Task objective
Scan the data beneath this task and copy each line that includes "name".

◆ ◆ ◆ ◆ ◆

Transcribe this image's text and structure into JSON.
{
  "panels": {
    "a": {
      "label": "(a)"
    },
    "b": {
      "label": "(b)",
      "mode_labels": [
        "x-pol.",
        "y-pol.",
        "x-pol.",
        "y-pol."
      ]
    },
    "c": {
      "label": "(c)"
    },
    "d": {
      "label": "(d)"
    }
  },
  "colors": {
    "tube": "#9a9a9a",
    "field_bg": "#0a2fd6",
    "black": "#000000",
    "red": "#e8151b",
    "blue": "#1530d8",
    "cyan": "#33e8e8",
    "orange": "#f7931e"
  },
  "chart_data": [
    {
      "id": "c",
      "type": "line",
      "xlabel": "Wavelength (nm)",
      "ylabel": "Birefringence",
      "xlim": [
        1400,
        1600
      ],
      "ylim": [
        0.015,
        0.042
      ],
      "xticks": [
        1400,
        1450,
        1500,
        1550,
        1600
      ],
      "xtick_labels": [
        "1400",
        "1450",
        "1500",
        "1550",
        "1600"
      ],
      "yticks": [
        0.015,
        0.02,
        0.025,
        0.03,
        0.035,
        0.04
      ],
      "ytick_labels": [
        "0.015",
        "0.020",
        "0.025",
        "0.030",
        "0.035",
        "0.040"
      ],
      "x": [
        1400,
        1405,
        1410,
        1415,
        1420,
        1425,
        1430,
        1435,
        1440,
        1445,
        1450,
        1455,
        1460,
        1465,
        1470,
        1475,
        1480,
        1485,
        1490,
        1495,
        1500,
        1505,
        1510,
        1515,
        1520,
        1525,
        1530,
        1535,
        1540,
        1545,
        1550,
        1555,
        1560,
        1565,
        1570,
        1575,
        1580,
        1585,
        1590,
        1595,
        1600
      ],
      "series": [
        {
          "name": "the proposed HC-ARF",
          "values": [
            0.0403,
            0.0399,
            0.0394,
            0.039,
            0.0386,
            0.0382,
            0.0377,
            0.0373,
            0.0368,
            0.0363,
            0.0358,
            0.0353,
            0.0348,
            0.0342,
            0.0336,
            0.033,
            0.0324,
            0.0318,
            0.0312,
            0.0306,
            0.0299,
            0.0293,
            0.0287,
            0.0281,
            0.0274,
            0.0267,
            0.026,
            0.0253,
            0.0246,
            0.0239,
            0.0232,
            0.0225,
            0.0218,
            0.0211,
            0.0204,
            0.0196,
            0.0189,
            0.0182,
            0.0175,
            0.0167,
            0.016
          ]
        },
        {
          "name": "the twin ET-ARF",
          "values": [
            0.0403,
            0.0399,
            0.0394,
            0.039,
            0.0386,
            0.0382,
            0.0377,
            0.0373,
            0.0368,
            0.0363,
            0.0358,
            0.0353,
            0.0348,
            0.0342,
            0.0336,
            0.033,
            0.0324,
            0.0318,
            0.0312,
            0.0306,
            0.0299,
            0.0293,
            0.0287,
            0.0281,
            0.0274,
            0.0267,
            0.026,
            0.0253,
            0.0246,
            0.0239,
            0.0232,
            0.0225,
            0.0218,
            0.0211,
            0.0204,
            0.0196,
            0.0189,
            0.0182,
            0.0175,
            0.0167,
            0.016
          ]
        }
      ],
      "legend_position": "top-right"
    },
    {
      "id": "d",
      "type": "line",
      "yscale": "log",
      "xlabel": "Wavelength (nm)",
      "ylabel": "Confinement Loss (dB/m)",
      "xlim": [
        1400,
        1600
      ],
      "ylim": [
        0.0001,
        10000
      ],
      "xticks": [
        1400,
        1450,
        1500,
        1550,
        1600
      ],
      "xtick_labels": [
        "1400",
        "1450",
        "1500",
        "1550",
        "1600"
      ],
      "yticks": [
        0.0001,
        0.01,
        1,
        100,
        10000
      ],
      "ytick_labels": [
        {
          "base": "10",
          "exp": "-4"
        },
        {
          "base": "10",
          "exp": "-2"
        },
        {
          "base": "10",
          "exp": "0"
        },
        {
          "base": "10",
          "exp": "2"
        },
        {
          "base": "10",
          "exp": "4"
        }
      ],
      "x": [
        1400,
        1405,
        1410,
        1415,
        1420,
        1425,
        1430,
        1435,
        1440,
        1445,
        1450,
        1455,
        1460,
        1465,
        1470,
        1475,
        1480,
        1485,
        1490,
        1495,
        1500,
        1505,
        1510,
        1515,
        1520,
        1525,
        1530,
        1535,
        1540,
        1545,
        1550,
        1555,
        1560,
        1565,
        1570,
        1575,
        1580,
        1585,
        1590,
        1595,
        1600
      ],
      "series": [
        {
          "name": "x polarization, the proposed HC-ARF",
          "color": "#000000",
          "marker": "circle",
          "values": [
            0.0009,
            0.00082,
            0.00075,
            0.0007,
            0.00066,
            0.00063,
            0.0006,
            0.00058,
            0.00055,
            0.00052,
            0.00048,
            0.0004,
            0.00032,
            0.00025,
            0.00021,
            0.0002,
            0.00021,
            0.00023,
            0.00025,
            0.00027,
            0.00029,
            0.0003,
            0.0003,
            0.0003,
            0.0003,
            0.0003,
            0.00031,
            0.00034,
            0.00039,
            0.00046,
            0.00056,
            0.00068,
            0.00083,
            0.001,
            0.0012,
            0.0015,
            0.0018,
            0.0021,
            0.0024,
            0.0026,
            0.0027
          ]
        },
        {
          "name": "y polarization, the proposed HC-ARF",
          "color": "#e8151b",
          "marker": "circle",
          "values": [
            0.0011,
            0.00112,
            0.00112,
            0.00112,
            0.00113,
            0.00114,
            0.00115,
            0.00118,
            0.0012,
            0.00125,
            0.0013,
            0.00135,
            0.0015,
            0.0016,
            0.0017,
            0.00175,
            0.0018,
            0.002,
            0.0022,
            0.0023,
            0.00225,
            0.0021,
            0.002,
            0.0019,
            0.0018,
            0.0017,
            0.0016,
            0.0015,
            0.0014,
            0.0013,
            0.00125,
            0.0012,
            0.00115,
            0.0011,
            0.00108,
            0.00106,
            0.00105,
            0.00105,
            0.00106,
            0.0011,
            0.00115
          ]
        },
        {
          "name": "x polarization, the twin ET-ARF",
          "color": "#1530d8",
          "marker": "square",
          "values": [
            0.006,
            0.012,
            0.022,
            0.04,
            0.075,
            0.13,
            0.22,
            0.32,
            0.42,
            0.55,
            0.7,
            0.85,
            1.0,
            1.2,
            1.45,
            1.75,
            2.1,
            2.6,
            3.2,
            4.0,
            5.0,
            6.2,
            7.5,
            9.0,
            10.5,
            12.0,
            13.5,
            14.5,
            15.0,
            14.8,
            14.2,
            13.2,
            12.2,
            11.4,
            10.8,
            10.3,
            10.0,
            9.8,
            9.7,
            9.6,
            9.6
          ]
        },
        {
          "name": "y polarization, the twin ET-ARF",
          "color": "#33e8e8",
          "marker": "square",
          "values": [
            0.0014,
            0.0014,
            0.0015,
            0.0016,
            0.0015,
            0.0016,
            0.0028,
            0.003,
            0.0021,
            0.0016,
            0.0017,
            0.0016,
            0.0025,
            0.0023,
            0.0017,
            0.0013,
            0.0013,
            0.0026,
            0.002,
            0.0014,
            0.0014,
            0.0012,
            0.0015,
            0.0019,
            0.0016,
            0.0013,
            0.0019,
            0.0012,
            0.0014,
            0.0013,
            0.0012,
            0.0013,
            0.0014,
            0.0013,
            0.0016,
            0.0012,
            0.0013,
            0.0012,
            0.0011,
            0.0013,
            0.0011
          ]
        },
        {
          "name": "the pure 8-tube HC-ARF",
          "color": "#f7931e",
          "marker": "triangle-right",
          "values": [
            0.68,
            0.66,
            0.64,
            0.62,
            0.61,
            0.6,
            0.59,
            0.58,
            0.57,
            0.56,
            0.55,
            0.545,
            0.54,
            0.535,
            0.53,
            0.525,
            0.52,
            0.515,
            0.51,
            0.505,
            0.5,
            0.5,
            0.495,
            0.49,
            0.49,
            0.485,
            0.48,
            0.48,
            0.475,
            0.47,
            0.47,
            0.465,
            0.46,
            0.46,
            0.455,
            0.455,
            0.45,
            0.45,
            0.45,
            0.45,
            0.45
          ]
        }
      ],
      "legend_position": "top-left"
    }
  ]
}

◆ ◆ ◆ ◆ ◆

Exercise output
          "name": "the proposed HC-ARF",
          "name": "the twin ET-ARF",
          "name": "x polarization, the proposed HC-ARF",
          "name": "y polarization, the proposed HC-ARF",
          "name": "x polarization, the twin ET-ARF",
          "name": "y polarization, the twin ET-ARF",
          "name": "the pure 8-tube HC-ARF",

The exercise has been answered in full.